◆ **AIM OF THE EXERCISE**
Below is a block of records. Copy every line in it that contains the word "الله".

------------------------

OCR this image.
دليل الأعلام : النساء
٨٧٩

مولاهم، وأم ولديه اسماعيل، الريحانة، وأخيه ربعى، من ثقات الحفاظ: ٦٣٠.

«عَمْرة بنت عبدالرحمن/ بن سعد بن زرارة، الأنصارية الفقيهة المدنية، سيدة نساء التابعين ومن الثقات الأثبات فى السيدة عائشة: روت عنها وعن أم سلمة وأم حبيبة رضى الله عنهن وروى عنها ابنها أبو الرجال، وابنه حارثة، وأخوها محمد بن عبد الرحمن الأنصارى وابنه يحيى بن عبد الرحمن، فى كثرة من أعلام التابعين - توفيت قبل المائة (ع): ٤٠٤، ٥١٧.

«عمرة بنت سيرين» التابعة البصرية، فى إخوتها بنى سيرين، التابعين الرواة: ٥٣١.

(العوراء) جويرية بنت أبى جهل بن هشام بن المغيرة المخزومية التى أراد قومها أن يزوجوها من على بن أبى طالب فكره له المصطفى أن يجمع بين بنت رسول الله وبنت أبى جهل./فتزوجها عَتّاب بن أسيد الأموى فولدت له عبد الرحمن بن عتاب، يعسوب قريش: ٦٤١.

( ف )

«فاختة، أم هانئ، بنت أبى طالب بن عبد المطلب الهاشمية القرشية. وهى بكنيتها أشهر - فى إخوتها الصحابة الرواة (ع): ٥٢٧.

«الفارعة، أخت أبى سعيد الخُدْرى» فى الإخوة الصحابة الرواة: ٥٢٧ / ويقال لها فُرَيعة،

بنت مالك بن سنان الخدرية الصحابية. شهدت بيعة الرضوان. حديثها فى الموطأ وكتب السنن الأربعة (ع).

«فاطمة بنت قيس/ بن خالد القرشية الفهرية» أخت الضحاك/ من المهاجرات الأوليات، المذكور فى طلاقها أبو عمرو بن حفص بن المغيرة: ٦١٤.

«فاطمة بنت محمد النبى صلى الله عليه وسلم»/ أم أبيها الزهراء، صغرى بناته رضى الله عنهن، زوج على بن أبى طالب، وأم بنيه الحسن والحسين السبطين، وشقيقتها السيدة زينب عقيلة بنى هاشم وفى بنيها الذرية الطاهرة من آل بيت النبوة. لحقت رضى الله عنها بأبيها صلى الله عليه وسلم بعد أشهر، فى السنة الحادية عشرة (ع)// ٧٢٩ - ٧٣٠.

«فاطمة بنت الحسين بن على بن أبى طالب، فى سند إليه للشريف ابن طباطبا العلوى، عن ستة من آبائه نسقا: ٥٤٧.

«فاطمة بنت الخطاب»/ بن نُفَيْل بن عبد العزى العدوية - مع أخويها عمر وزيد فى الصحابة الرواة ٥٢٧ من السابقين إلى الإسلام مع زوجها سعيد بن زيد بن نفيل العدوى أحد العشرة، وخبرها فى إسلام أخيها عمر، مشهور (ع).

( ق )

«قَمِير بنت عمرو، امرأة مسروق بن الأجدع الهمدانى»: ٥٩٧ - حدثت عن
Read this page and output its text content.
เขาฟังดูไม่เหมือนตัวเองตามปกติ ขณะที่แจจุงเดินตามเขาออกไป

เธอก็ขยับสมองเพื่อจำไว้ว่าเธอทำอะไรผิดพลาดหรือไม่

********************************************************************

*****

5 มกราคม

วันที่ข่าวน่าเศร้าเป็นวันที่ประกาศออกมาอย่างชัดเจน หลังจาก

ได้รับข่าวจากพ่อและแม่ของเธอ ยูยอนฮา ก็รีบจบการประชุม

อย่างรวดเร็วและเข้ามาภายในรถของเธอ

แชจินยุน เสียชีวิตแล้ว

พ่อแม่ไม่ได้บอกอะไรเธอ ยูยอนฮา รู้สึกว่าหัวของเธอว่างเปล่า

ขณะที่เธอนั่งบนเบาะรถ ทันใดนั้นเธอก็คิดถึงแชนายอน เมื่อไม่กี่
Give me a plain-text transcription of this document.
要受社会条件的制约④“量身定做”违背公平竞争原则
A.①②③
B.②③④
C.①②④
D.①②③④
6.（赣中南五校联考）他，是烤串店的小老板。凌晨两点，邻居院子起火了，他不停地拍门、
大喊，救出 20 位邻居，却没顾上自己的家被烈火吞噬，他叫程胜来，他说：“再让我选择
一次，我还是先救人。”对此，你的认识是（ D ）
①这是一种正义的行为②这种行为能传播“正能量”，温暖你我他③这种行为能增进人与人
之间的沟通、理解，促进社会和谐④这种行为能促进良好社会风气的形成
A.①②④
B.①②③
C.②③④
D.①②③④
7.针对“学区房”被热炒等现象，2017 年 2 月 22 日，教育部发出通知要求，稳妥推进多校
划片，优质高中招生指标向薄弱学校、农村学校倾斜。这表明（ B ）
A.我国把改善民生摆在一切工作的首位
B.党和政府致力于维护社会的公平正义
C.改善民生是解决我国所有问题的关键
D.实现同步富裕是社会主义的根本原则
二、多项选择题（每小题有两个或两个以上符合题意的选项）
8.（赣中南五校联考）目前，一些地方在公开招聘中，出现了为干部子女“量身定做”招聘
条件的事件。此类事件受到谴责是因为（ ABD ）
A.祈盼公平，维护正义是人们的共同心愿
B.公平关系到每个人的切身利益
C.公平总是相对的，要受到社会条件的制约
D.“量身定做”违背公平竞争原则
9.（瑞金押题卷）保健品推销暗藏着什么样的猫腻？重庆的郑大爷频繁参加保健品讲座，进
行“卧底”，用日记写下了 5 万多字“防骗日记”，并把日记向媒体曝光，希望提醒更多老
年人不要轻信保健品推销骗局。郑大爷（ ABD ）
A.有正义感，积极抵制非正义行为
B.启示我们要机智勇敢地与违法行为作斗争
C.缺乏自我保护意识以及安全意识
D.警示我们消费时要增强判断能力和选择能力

------------------------

◆ **TASK RESULT**
«عَمْرة بنت عبدالرحمن/ بن سعد بن زرارة، الأنصارية الفقيهة المدنية، سيدة نساء التابعين ومن الثقات الأثبات فى السيدة عائشة: روت عنها وعن أم سلمة وأم حبيبة رضى الله عنهن وروى عنها ابنها أبو الرجال، وابنه حارثة، وأخوها محمد بن عبد الرحمن الأنصارى وابنه يحيى بن عبد الرحمن، فى كثرة من أعلام التابعين - توفيت قبل المائة (ع): ٤٠٤، ٥١٧.
(العوراء) جويرية بنت أبى جهل بن هشام بن المغيرة المخزومية التى أراد قومها أن يزوجوها من على بن أبى طالب فكره له المصطفى أن يجمع بين بنت رسول الله وبنت أبى جهل./فتزوجها عَتّاب بن أسيد الأموى فولدت له عبد الرحمن بن عتاب، يعسوب قريش: ٦٤١.
«فاطمة بنت محمد النبى صلى الله عليه وسلم»/ أم أبيها الزهراء، صغرى بناته رضى الله عنهن، زوج على بن أبى طالب، وأم بنيه الحسن والحسين السبطين، وشقيقتها السيدة زينب عقيلة بنى هاشم وفى بنيها الذرية الطاهرة من آل بيت النبوة. لحقت رضى الله عنها بأبيها صلى الله عليه وسلم بعد أشهر، فى السنة الحادية عشرة (ع)// ٧٢٩ - ٧٣٠.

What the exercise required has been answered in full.